• [Task goal]:
Extract all lines that hold the string "Basureros".

• [Supplied information]:
──────
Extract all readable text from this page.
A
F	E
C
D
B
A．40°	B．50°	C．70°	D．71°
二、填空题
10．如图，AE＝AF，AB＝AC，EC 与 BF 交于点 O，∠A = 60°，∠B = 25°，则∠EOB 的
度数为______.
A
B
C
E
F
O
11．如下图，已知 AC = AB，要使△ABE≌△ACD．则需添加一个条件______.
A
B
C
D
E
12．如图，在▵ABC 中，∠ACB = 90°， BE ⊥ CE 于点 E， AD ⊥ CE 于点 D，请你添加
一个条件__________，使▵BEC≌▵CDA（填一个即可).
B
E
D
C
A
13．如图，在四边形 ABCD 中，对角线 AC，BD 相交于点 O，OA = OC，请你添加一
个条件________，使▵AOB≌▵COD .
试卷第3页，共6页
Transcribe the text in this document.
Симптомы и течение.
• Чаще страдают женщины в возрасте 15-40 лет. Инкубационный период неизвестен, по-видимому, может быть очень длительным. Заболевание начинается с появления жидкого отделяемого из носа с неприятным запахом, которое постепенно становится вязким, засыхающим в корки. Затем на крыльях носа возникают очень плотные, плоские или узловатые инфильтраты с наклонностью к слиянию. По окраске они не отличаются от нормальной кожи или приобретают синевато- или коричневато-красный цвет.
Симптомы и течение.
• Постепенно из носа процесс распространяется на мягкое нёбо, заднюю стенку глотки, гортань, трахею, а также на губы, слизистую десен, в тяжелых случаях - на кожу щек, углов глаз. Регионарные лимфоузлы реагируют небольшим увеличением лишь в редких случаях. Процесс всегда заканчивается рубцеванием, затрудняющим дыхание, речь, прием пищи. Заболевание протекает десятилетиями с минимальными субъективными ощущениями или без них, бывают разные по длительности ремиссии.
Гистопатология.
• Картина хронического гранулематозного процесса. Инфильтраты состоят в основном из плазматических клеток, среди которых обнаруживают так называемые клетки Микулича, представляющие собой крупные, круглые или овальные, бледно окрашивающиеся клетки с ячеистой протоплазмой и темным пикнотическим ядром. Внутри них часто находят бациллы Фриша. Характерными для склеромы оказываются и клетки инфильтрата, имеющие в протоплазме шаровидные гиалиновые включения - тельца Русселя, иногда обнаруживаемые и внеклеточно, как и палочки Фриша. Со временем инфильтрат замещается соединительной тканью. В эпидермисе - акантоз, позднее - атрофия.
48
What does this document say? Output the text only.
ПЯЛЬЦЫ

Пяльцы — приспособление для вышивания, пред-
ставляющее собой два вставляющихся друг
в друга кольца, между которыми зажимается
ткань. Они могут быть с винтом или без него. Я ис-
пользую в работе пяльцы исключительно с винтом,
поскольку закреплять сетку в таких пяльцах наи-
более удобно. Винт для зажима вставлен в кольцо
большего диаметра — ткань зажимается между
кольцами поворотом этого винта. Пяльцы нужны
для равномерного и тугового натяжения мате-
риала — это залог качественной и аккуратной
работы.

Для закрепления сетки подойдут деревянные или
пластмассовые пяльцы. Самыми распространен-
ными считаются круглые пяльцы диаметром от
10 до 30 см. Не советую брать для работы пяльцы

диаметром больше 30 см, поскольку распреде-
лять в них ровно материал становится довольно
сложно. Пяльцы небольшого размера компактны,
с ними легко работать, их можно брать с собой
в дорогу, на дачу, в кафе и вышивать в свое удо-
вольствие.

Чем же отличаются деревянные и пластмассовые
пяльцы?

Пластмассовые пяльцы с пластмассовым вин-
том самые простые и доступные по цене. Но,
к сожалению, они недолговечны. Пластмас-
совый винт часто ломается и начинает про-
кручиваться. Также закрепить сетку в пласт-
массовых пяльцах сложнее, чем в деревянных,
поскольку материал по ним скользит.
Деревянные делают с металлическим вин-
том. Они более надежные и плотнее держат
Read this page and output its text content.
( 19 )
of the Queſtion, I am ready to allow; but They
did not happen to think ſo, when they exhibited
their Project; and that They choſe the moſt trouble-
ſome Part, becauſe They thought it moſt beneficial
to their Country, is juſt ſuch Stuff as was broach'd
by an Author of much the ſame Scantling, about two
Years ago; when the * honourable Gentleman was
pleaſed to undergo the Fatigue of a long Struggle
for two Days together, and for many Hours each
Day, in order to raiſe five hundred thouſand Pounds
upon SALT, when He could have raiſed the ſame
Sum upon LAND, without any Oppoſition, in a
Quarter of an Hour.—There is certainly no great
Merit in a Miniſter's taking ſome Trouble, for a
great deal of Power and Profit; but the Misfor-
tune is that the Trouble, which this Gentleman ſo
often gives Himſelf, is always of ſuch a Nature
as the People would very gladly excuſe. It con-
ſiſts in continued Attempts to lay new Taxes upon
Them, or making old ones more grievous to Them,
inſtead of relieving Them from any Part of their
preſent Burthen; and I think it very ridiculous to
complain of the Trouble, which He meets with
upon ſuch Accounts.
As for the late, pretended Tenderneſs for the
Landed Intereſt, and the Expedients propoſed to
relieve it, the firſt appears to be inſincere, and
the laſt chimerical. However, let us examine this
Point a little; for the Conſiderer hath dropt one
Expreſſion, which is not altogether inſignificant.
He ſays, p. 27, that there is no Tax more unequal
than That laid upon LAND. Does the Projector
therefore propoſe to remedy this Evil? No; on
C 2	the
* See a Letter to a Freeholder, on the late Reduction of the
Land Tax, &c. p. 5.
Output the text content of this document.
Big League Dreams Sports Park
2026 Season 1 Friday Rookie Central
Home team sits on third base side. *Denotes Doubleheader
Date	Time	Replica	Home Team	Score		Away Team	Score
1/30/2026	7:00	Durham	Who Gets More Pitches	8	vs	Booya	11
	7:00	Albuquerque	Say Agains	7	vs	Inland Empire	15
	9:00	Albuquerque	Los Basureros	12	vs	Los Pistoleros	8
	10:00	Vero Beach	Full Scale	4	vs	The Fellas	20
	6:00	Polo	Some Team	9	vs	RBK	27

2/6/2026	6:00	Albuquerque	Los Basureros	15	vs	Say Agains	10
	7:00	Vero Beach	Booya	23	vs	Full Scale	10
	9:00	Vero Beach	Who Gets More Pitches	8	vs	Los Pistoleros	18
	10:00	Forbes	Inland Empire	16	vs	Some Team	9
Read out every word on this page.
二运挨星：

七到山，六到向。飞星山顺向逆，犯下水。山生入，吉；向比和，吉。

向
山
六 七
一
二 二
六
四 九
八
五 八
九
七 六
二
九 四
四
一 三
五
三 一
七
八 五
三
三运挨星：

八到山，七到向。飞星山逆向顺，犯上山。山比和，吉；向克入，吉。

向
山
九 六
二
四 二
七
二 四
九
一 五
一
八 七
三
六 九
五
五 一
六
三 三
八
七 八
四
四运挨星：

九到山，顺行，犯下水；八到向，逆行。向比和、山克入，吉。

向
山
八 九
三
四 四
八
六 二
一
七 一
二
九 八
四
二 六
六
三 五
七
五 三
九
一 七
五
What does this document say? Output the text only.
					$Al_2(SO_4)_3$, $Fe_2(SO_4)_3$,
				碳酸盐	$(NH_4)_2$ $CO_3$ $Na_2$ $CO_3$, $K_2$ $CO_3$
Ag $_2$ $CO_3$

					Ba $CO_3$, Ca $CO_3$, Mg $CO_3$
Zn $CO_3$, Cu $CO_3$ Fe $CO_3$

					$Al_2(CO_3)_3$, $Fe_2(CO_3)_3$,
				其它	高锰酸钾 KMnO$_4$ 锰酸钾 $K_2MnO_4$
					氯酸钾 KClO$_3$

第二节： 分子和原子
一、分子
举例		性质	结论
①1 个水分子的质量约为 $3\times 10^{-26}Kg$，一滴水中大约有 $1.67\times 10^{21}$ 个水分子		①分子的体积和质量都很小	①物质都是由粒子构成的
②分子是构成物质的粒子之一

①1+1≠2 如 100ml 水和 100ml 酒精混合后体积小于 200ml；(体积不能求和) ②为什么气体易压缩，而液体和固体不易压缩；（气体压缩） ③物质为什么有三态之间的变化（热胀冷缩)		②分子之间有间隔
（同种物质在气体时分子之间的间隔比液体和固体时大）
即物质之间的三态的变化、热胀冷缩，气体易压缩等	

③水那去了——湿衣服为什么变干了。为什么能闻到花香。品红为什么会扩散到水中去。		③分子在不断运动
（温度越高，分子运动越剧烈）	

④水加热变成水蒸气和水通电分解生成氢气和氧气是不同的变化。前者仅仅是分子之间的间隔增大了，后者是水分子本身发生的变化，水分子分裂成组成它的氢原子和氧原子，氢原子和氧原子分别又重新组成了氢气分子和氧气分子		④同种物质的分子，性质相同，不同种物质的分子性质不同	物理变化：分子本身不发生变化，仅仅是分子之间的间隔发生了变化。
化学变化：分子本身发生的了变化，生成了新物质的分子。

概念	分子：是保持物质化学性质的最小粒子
──────
• [Answer to the task]:
	9:00	Albuquerque	Los Basureros	12	vs	Los Pistoleros	8
2/6/2026	6:00	Albuquerque	Los Basureros	15	vs	Say Agains	10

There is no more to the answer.